### THE REQUEST
Recast the lines as a JSON list of strings, one string per line, with any blank lines omitted. Begin at the line containing "quick-link-label: Card Sense" and stop after the line containing "credit-score-value: 753 <box>641".

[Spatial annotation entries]
+--
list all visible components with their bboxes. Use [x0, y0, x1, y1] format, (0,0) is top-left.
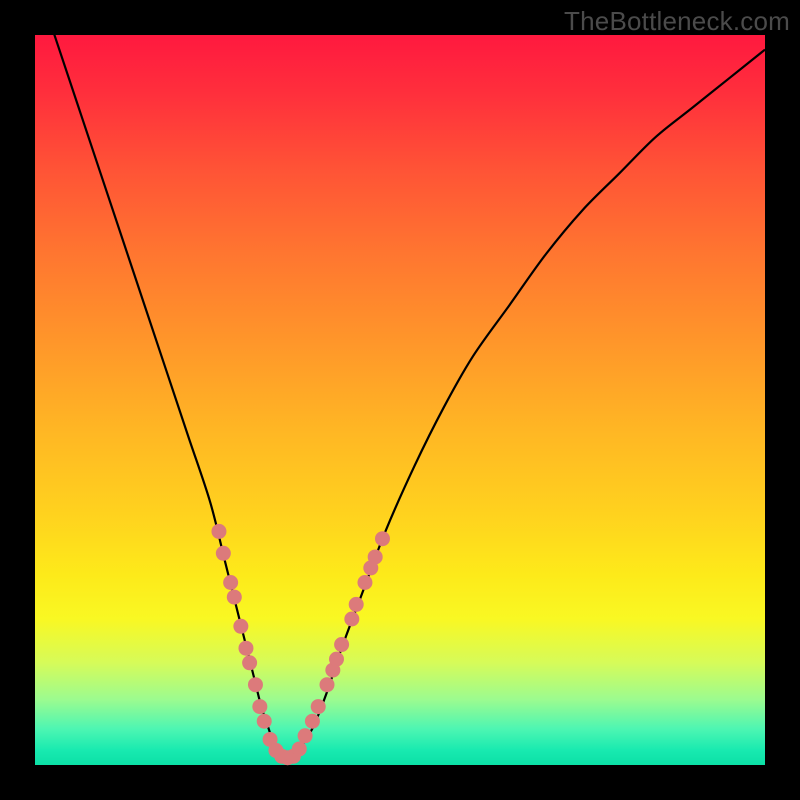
chart-svg	[35, 35, 765, 765]
curve-layer	[35, 0, 765, 759]
curve-marker	[357, 575, 372, 590]
curve-marker	[368, 549, 383, 564]
curve-marker	[305, 714, 320, 729]
curve-marker	[292, 741, 307, 756]
curve-marker	[344, 612, 359, 627]
curve-marker	[227, 590, 242, 605]
curve-marker	[211, 524, 226, 539]
curve-marker	[257, 714, 272, 729]
curve-marker	[242, 655, 257, 670]
curve-marker	[252, 699, 267, 714]
curve-marker	[349, 597, 364, 612]
curve-marker	[298, 728, 313, 743]
curve-marker	[248, 677, 263, 692]
plot-area	[35, 35, 765, 765]
watermark-text: TheBottleneck.com	[564, 6, 790, 37]
curve-marker	[238, 641, 253, 656]
markers-layer	[211, 524, 390, 765]
curve-marker	[375, 531, 390, 546]
chart-frame: TheBottleneck.com	[0, 0, 800, 800]
curve-marker	[329, 652, 344, 667]
curve-marker	[233, 619, 248, 634]
curve-marker	[216, 546, 231, 561]
bottleneck-curve	[35, 0, 765, 759]
curve-marker	[223, 575, 238, 590]
curve-marker	[311, 699, 326, 714]
curve-marker	[334, 637, 349, 652]
curve-marker	[320, 677, 335, 692]
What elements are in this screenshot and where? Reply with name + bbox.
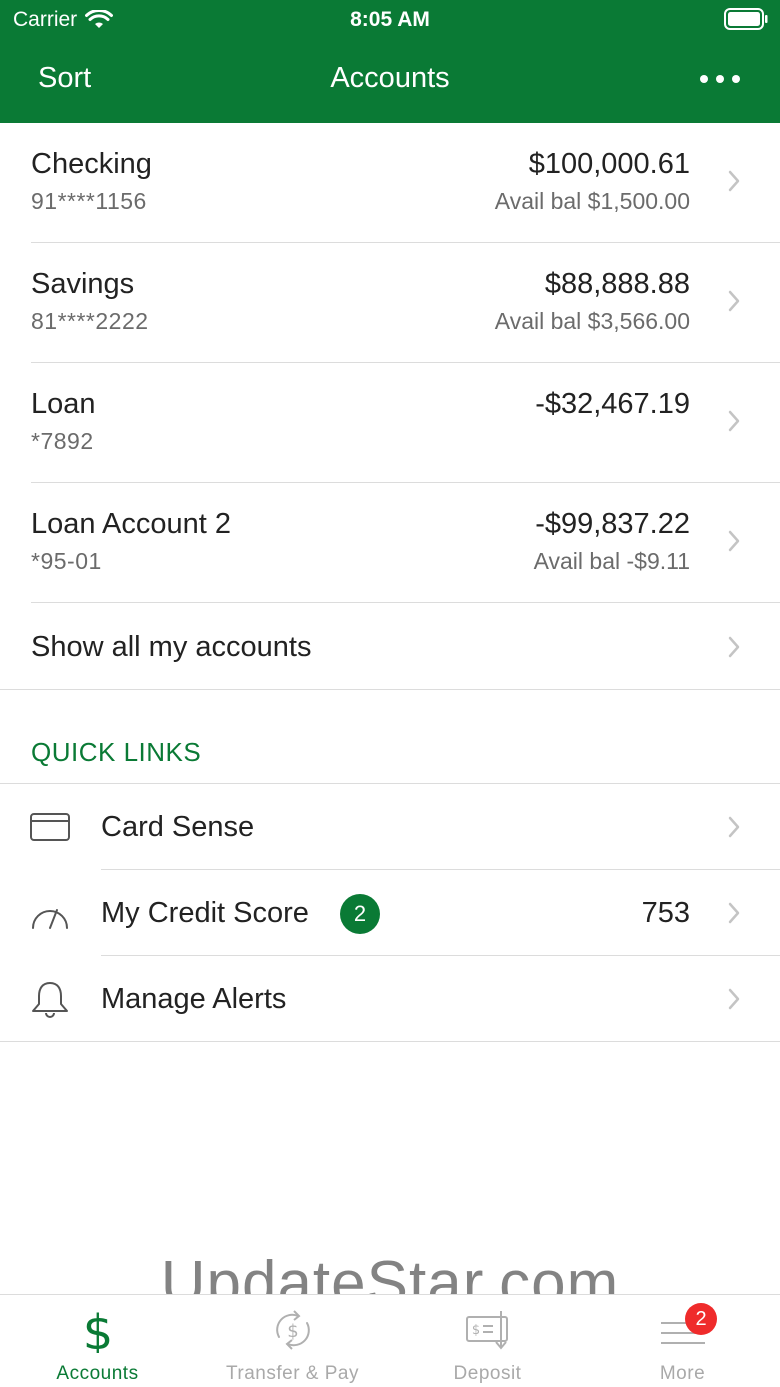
quick-link-label: Card Sense <box>101 811 255 843</box>
account-balance: $88,888.88 <box>544 268 690 300</box>
notification-badge: 2 <box>685 1303 717 1335</box>
app-header: Carrier 8:05 AM Sort Accounts <box>0 0 780 123</box>
credit-score-value: 753 <box>641 897 690 929</box>
card-icon <box>30 813 70 841</box>
account-row-checking[interactable]: Checking 91****1156 $100,000.61 Avail ba… <box>0 123 780 243</box>
account-row-loan-account-2[interactable]: Loan Account 2 *95-01 -$99,837.22 Avail … <box>0 483 780 603</box>
account-number: *95-01 <box>31 548 102 574</box>
page-title: Accounts <box>330 62 450 94</box>
tab-label: Accounts <box>56 1363 139 1384</box>
tab-label: Transfer & Pay <box>225 1363 359 1384</box>
account-number: 91****1156 <box>31 188 147 214</box>
account-balance: -$99,837.22 <box>535 508 690 540</box>
credit-score-badge: 2 <box>340 894 380 934</box>
tab-more[interactable]: 2 More <box>585 1295 780 1387</box>
quick-link-label: Manage Alerts <box>101 983 287 1015</box>
account-list: Checking 91****1156 $100,000.61 Avail ba… <box>0 123 780 1042</box>
svg-text:$: $ <box>82 1307 113 1353</box>
tab-deposit[interactable]: $ Deposit <box>390 1295 585 1387</box>
gauge-icon <box>32 909 68 929</box>
chevron-right-icon <box>728 290 740 312</box>
show-all-accounts-label: Show all my accounts <box>31 631 312 663</box>
svg-text:$: $ <box>287 1321 298 1342</box>
show-all-accounts-row[interactable]: Show all my accounts <box>0 603 780 690</box>
quick-links-header: QUICK LINKS <box>0 690 780 784</box>
chevron-right-icon <box>728 530 740 552</box>
tab-accounts[interactable]: $ Accounts <box>0 1295 195 1387</box>
account-available-balance: Avail bal $3,566.00 <box>494 308 690 334</box>
status-time: 8:05 AM <box>350 8 430 31</box>
chevron-right-icon <box>728 170 740 192</box>
quick-link-label: My Credit Score <box>101 897 309 929</box>
svg-text:$: $ <box>471 1323 479 1338</box>
account-row-loan[interactable]: Loan *7892 -$32,467.19 <box>0 363 780 483</box>
battery-icon <box>724 8 768 30</box>
dollar-icon: $ <box>82 1307 113 1353</box>
account-balance: $100,000.61 <box>528 148 690 180</box>
account-balance: -$32,467.19 <box>535 388 690 420</box>
account-available-balance: Avail bal $1,500.00 <box>494 188 690 214</box>
account-available-balance: Avail bal -$9.11 <box>533 548 690 574</box>
tab-bar: $ Accounts $ Transfer & Pay $ Deposit 2 … <box>0 1294 780 1387</box>
quick-links-title: QUICK LINKS <box>31 737 202 767</box>
account-name: Loan <box>31 388 96 420</box>
quick-link-credit-score[interactable]: My Credit Score 2 753 <box>0 870 780 956</box>
chevron-right-icon <box>728 988 740 1010</box>
navigation-bar: Sort Accounts <box>0 40 780 123</box>
tab-label: Deposit <box>453 1363 522 1384</box>
account-row-savings[interactable]: Savings 81****2222 $88,888.88 Avail bal … <box>0 243 780 363</box>
chevron-right-icon <box>728 816 740 838</box>
account-name: Loan Account 2 <box>31 508 231 540</box>
quick-link-manage-alerts[interactable]: Manage Alerts <box>0 956 780 1042</box>
account-number: *7892 <box>31 428 94 454</box>
bell-icon <box>32 982 68 1018</box>
more-options-icon[interactable] <box>700 68 740 90</box>
chevron-right-icon <box>728 410 740 432</box>
transfer-icon: $ <box>275 1310 310 1350</box>
tab-label: More <box>659 1363 706 1384</box>
tab-transfer-pay[interactable]: $ Transfer & Pay <box>195 1295 390 1387</box>
deposit-check-icon: $ <box>465 1311 508 1350</box>
status-bar: Carrier 8:05 AM <box>0 0 780 40</box>
account-name: Checking <box>31 148 152 180</box>
chevron-right-icon <box>728 636 740 658</box>
chevron-right-icon <box>728 902 740 924</box>
account-name: Savings <box>31 268 135 300</box>
quick-link-card-sense[interactable]: Card Sense <box>0 784 780 870</box>
account-number: 81****2222 <box>31 308 149 334</box>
+--
### THE RESPONSE
[
  "quick-link-label: Card Sense <box>101 811 255 843</box>",
  "account-balance: $88,888.88 <box>544 268 690 300</box>",
  "notification-badge: 2 <box>685 1303 717 1335</box>",
  "app-header: Carrier 8:05 AM Sort Accounts <box>0 0 780 123</box>",
  "credit-score-value: 753 <box>641 897 690 929</box>"
]